Entries supplied.
****************************************

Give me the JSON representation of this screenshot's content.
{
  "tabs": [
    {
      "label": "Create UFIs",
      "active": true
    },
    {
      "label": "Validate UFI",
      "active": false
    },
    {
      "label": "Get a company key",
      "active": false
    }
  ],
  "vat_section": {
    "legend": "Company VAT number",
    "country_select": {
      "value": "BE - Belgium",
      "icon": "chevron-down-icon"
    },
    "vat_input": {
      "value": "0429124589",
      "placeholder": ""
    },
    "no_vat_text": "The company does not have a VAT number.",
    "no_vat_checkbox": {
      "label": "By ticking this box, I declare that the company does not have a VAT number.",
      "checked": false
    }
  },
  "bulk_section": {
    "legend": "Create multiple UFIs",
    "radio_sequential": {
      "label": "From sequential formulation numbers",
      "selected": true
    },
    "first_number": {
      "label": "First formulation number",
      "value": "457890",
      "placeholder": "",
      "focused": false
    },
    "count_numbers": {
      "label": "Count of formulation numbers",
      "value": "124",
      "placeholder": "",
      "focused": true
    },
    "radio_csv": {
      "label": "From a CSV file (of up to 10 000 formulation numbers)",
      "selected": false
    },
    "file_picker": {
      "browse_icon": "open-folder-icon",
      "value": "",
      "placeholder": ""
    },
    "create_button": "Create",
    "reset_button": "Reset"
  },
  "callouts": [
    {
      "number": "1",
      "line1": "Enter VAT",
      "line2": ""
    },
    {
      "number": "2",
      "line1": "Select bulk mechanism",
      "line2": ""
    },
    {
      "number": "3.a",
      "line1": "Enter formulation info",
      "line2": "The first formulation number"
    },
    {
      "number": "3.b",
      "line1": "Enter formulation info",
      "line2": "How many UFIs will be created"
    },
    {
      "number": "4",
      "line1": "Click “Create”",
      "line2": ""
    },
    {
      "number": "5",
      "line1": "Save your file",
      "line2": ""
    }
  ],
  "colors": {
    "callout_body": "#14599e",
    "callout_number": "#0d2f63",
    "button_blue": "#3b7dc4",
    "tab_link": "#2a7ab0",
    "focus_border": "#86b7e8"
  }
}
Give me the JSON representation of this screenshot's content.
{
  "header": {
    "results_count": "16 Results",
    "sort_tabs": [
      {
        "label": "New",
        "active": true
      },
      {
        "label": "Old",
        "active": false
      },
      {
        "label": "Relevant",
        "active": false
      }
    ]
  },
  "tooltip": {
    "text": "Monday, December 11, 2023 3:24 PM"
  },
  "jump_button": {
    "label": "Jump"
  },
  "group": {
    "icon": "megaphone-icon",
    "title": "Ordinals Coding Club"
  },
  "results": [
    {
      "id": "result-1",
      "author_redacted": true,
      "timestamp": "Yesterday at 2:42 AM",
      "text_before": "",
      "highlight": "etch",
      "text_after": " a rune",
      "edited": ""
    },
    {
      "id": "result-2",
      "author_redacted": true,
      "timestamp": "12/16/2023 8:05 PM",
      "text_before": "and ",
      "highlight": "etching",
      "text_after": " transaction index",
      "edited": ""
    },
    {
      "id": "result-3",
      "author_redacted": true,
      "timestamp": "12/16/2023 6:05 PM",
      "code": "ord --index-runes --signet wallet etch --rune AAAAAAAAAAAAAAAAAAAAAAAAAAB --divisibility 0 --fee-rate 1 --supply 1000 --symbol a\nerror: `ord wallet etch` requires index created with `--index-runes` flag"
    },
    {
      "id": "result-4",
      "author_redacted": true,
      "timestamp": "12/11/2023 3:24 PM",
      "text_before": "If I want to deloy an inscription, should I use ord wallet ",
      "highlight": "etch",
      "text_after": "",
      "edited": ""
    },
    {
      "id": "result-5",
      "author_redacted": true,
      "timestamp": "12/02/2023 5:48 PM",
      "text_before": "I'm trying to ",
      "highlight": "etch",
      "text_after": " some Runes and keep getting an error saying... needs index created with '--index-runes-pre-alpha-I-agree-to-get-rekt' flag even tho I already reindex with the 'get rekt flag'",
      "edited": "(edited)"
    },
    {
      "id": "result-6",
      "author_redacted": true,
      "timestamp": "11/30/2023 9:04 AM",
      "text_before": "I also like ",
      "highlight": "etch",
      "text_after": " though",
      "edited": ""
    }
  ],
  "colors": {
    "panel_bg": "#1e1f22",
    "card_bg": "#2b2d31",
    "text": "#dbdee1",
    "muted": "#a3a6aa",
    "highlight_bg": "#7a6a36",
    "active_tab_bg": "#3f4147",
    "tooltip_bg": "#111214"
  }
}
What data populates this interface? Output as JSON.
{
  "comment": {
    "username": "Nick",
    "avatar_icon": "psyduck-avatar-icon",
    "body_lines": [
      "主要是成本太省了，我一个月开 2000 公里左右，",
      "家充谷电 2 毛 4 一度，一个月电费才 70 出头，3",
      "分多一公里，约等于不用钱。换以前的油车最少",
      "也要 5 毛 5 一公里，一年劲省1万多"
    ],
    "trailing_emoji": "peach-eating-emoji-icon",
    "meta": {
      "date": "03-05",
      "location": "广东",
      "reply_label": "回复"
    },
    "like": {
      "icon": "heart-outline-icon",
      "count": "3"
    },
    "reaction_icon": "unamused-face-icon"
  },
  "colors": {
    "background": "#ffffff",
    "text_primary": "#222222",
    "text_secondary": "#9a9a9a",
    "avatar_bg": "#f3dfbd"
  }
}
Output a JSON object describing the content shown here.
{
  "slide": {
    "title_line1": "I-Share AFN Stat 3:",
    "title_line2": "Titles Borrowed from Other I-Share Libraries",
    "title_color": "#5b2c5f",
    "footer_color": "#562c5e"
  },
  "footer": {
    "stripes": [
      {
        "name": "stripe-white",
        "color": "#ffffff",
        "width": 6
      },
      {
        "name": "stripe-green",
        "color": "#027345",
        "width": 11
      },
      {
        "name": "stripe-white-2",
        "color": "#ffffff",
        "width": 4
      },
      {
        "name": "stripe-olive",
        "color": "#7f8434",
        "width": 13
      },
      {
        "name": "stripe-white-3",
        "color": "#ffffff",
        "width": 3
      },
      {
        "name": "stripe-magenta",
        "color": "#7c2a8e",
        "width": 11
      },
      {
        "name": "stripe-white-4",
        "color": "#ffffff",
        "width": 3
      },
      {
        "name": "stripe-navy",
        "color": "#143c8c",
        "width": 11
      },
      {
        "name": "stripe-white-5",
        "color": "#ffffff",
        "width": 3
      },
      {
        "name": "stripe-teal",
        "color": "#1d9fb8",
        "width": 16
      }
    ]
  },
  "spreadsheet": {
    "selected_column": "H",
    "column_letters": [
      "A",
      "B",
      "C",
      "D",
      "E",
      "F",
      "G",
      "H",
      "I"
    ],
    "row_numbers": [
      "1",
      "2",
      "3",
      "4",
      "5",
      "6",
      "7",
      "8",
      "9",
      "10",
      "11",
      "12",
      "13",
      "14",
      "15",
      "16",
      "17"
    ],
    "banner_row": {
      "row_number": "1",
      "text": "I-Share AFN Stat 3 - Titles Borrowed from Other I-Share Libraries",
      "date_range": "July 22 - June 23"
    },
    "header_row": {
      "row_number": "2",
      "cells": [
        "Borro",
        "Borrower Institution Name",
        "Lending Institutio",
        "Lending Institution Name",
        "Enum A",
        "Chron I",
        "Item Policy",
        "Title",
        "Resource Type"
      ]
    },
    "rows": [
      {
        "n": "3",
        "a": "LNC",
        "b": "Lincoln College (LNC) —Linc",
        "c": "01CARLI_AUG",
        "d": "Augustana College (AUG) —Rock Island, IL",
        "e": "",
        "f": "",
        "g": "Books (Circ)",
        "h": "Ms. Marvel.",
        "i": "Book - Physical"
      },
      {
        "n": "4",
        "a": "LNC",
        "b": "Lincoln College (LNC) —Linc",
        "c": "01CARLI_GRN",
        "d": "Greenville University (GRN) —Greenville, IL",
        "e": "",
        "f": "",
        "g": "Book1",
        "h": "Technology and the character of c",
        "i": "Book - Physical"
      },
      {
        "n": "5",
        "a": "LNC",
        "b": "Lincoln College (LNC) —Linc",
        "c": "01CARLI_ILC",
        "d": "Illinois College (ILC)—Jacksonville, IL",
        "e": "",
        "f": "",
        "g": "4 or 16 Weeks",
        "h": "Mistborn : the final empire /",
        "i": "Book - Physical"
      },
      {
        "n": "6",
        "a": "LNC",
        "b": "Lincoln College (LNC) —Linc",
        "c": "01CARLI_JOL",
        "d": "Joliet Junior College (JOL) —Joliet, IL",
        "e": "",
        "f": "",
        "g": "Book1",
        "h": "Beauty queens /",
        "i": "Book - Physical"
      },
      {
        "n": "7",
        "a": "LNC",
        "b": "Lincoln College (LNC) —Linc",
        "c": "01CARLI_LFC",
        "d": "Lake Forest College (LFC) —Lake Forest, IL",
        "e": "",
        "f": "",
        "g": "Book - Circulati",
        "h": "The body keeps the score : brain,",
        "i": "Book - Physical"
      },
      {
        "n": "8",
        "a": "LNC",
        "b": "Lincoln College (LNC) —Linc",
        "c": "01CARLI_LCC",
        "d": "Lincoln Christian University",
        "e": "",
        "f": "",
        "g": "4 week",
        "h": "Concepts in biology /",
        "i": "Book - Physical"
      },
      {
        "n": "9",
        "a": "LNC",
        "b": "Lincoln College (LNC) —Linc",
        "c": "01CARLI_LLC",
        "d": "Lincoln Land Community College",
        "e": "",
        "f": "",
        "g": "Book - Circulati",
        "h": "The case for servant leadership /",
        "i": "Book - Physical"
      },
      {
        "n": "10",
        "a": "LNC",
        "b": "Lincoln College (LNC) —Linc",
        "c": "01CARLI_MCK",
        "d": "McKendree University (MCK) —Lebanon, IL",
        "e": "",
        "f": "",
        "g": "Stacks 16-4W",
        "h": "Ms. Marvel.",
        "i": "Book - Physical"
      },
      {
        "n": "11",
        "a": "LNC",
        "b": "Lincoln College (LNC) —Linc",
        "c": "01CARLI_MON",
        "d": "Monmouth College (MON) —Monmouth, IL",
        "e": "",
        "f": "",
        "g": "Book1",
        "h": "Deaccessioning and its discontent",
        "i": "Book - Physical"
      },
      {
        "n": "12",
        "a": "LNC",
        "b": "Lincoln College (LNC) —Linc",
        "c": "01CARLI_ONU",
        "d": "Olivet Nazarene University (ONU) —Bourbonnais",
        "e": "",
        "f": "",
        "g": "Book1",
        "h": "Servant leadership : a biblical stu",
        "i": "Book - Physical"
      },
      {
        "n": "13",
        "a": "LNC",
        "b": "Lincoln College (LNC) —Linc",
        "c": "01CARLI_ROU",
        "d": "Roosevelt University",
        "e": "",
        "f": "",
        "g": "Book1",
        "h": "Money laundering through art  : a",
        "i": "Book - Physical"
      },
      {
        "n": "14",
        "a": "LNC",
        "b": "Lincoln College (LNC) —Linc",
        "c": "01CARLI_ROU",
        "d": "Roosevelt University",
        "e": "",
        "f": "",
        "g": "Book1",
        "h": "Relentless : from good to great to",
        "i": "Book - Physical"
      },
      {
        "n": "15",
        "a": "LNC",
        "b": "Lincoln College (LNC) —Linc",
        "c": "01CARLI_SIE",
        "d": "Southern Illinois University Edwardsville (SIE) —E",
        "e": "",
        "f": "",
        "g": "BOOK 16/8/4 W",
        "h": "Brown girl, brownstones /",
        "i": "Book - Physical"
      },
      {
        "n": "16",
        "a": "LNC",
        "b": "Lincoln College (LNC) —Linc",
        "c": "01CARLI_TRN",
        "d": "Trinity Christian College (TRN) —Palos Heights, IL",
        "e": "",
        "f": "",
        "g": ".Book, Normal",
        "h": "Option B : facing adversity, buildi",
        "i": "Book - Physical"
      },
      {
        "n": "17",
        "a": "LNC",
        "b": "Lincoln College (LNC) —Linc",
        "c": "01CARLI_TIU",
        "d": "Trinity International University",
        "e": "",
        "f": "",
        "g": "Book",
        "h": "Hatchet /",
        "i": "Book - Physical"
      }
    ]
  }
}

****************************************

Copy each line of the data above that holds "this".

Give me the JSON representation of this screenshot's content.
      "label": "By ticking this box, I declare that the company does not have a VAT number.",
Give me the JSON representation of this screenshot's content.
What data populates this interface? Output as JSON.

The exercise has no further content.